(Source records)
★ ★ ★
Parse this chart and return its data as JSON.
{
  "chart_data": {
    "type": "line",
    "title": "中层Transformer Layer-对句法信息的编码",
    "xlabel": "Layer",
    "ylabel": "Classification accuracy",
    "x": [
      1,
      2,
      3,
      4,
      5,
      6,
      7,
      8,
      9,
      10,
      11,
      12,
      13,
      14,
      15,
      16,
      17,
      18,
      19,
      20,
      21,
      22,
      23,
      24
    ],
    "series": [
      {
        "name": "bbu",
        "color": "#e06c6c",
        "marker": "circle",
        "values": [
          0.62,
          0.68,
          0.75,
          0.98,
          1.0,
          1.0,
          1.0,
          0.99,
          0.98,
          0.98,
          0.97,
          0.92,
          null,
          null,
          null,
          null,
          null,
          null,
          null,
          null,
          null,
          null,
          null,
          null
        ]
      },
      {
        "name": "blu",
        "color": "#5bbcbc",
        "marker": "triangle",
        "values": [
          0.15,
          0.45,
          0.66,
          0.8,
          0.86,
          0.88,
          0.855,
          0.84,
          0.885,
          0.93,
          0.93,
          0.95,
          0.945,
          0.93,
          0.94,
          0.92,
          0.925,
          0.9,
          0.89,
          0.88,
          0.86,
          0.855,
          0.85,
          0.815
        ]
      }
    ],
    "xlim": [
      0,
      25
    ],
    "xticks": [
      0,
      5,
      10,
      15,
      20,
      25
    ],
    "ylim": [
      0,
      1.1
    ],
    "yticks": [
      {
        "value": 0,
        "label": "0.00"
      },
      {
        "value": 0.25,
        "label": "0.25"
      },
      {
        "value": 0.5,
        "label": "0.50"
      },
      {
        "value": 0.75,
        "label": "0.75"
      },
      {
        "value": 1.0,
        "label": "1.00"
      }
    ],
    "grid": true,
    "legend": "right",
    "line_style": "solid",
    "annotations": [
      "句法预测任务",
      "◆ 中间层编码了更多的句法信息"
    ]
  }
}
★ ★ ★
REQUIRED WORK :: Every entry should be output exactly as written, please.

ANSWER TO THE PROBLEM ::
Parse this chart and return its data as JSON.
{
  "chart_data": {
    "type": "line",
    "title": "中层Transformer Layer-对句法信息的编码",
    "xlabel": "Layer",
    "ylabel": "Classification accuracy",
    "x": [
      1,
      2,
      3,
      4,
      5,
      6,
      7,
      8,
      9,
      10,
      11,
      12,
      13,
      14,
      15,
      16,
      17,
      18,
      19,
      20,
      21,
      22,
      23,
      24
    ],
    "series": [
      {
        "name": "bbu",
        "color": "#e06c6c",
        "marker": "circle",
        "values": [
          0.62,
          0.68,
          0.75,
          0.98,
          1.0,
          1.0,
          1.0,
          0.99,
          0.98,
          0.98,
          0.97,
          0.92,
          null,
          null,
          null,
          null,
          null,
          null,
          null,
          null,
          null,
          null,
          null,
          null
        ]
      },
      {
        "name": "blu",
        "color": "#5bbcbc",
        "marker": "triangle",
        "values": [
          0.15,
          0.45,
          0.66,
          0.8,
          0.86,
          0.88,
          0.855,
          0.84,
          0.885,
          0.93,
          0.93,
          0.95,
          0.945,
          0.93,
          0.94,
          0.92,
          0.925,
          0.9,
          0.89,
          0.88,
          0.86,
          0.855,
          0.85,
          0.815
        ]
      }
    ],
    "xlim": [
      0,
      25
    ],
    "xticks": [
      0,
      5,
      10,
      15,
      20,
      25
    ],
    "ylim": [
      0,
      1.1
    ],
    "yticks": [
      {
        "value": 0,
        "label": "0.00"
      },
      {
        "value": 0.25,
        "label": "0.25"
      },
      {
        "value": 0.5,
        "label": "0.50"
      },
      {
        "value": 0.75,
        "label": "0.75"
      },
      {
        "value": 1.0,
        "label": "1.00"
      }
    ],
    "grid": true,
    "legend": "right",
    "line_style": "solid",
    "annotations": [
      "句法预测任务",
      "◆ 中间层编码了更多的句法信息"
    ]
  }
}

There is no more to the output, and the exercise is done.